Records from a data collection
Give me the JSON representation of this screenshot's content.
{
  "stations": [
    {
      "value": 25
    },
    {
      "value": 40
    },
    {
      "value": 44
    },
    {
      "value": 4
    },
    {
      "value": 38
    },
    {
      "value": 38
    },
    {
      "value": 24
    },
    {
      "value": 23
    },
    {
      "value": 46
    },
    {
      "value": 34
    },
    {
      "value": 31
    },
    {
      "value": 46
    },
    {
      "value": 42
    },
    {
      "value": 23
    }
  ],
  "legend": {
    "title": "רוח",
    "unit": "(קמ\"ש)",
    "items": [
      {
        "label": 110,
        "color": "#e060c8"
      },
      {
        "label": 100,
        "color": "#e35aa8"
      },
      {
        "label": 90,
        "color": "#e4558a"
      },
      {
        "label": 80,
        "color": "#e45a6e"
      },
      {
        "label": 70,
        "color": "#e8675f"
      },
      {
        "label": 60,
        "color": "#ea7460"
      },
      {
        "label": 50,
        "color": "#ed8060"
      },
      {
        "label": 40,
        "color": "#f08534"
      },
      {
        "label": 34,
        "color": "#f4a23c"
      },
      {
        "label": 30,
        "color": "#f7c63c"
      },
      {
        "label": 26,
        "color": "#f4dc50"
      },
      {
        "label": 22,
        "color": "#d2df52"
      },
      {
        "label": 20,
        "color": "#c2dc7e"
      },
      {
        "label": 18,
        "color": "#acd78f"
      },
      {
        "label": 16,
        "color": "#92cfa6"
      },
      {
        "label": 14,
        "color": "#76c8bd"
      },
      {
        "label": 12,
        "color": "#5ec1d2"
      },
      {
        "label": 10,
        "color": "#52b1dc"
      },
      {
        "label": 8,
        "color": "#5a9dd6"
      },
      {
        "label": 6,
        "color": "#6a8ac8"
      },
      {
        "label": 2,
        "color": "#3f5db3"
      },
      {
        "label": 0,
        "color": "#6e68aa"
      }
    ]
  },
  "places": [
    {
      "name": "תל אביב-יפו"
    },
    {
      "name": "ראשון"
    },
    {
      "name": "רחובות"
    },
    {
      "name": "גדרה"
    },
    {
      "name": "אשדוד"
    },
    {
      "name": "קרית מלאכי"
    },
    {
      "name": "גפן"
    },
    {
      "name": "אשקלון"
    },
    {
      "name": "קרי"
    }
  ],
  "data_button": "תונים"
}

= EXERCISE TASK =
Produce an exact copy of the whole listing.

= SOLUTION TO THIS EXERCISE =
Give me the JSON representation of this screenshot's content.
{
  "stations": [
    {
      "value": 25
    },
    {
      "value": 40
    },
    {
      "value": 44
    },
    {
      "value": 4
    },
    {
      "value": 38
    },
    {
      "value": 38
    },
    {
      "value": 24
    },
    {
      "value": 23
    },
    {
      "value": 46
    },
    {
      "value": 34
    },
    {
      "value": 31
    },
    {
      "value": 46
    },
    {
      "value": 42
    },
    {
      "value": 23
    }
  ],
  "legend": {
    "title": "רוח",
    "unit": "(קמ\"ש)",
    "items": [
      {
        "label": 110,
        "color": "#e060c8"
      },
      {
        "label": 100,
        "color": "#e35aa8"
      },
      {
        "label": 90,
        "color": "#e4558a"
      },
      {
        "label": 80,
        "color": "#e45a6e"
      },
      {
        "label": 70,
        "color": "#e8675f"
      },
      {
        "label": 60,
        "color": "#ea7460"
      },
      {
        "label": 50,
        "color": "#ed8060"
      },
      {
        "label": 40,
        "color": "#f08534"
      },
      {
        "label": 34,
        "color": "#f4a23c"
      },
      {
        "label": 30,
        "color": "#f7c63c"
      },
      {
        "label": 26,
        "color": "#f4dc50"
      },
      {
        "label": 22,
        "color": "#d2df52"
      },
      {
        "label": 20,
        "color": "#c2dc7e"
      },
      {
        "label": 18,
        "color": "#acd78f"
      },
      {
        "label": 16,
        "color": "#92cfa6"
      },
      {
        "label": 14,
        "color": "#76c8bd"
      },
      {
        "label": 12,
        "color": "#5ec1d2"
      },
      {
        "label": 10,
        "color": "#52b1dc"
      },
      {
        "label": 8,
        "color": "#5a9dd6"
      },
      {
        "label": 6,
        "color": "#6a8ac8"
      },
      {
        "label": 2,
        "color": "#3f5db3"
      },
      {
        "label": 0,
        "color": "#6e68aa"
      }
    ]
  },
  "places": [
    {
      "name": "תל אביב-יפו"
    },
    {
      "name": "ראשון"
    },
    {
      "name": "רחובות"
    },
    {
      "name": "גדרה"
    },
    {
      "name": "אשדוד"
    },
    {
      "name": "קרית מלאכי"
    },
    {
      "name": "גפן"
    },
    {
      "name": "אשקלון"
    },
    {
      "name": "קרי"
    }
  ],
  "data_button": "תונים"
}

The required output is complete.